§ **GIVEN INSTRUCTION**
Provide a single number: the count of lines containing the string "scorta".

§ **SUPPLIED INFORMATION**
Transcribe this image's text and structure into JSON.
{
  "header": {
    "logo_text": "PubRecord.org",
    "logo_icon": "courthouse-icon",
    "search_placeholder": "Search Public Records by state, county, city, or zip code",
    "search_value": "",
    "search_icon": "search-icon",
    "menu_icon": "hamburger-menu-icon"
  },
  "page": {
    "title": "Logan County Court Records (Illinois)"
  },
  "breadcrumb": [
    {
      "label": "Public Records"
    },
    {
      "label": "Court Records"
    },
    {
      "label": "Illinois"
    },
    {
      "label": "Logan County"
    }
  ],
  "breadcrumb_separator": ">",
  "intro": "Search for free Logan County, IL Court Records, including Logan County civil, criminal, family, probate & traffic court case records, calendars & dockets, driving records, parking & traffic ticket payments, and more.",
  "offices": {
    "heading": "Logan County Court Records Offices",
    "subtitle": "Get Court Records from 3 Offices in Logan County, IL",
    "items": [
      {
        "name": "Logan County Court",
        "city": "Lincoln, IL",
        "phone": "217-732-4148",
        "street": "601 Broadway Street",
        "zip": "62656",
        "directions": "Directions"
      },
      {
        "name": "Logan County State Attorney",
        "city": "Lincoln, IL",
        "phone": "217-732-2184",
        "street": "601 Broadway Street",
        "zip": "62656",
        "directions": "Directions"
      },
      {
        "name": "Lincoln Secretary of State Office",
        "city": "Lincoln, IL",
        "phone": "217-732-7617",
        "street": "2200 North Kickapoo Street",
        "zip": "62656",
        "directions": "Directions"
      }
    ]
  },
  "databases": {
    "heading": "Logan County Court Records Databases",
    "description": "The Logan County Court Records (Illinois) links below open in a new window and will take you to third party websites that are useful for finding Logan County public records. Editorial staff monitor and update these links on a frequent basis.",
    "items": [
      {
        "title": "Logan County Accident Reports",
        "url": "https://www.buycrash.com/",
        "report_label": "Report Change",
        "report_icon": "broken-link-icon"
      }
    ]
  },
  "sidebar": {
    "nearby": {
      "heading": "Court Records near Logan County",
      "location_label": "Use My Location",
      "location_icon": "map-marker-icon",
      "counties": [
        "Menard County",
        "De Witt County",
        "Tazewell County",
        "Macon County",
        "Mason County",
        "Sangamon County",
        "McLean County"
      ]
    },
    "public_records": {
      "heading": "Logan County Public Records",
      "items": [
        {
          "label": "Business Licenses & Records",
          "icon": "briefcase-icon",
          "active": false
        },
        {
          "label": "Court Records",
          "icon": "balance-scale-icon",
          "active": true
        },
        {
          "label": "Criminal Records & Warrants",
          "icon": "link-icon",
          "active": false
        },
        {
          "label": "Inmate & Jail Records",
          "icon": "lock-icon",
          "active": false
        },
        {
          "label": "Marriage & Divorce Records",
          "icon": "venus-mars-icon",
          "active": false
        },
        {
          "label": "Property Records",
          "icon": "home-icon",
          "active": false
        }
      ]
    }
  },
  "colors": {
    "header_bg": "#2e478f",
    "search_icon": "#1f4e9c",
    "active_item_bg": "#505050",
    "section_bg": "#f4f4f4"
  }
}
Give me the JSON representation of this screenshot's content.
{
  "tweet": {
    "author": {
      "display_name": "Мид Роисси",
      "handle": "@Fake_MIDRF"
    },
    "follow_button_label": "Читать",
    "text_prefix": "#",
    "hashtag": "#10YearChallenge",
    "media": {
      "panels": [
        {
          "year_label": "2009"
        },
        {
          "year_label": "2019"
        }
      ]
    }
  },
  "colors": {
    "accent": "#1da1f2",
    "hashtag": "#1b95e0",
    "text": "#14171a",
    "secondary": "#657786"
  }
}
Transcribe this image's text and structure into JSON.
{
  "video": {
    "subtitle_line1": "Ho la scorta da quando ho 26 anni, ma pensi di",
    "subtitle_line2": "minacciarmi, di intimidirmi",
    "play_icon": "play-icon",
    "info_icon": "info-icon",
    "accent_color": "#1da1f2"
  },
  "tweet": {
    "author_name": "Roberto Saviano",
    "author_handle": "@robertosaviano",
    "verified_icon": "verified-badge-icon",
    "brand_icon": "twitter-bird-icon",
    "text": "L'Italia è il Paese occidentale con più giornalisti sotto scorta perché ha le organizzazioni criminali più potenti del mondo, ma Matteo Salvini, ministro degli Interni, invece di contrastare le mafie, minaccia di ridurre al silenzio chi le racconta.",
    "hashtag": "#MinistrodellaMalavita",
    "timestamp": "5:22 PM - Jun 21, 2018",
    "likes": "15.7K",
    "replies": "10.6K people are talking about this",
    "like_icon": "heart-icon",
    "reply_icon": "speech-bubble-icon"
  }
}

§ **RESPONSE TO THE EXERCISE**
2